══ Material provided

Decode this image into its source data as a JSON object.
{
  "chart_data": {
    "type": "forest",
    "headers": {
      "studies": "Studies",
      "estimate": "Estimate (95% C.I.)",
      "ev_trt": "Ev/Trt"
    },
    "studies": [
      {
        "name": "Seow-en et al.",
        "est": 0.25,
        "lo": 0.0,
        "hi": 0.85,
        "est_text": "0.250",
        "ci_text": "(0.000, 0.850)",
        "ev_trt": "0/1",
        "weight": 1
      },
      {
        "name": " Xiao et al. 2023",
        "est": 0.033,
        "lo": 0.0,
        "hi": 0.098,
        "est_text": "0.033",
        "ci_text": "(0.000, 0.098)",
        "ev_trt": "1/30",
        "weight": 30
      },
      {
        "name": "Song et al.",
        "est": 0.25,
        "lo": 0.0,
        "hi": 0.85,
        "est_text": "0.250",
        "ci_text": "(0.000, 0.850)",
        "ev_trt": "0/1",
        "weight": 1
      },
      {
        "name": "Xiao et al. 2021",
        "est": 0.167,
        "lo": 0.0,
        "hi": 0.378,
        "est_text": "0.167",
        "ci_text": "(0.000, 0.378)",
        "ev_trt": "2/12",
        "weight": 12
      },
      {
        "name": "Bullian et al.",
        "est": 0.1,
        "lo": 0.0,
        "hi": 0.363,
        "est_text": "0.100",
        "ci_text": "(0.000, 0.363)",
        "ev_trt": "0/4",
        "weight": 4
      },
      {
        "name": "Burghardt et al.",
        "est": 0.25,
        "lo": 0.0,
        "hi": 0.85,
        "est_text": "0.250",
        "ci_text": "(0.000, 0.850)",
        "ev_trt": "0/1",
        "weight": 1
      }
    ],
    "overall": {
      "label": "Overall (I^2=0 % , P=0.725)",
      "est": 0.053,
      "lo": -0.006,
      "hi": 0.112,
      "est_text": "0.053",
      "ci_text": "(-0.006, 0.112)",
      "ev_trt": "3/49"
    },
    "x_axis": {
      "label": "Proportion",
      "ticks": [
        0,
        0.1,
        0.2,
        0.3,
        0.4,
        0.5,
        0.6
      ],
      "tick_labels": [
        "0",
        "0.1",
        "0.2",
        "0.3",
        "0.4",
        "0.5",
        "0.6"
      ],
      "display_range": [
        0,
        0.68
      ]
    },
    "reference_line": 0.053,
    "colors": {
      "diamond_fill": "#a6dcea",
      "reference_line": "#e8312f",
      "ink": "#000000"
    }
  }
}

════

→ **Exercise details**
Across the material above, count every line holding "name" and write down only the number.

→ **Answer to this exercise**
6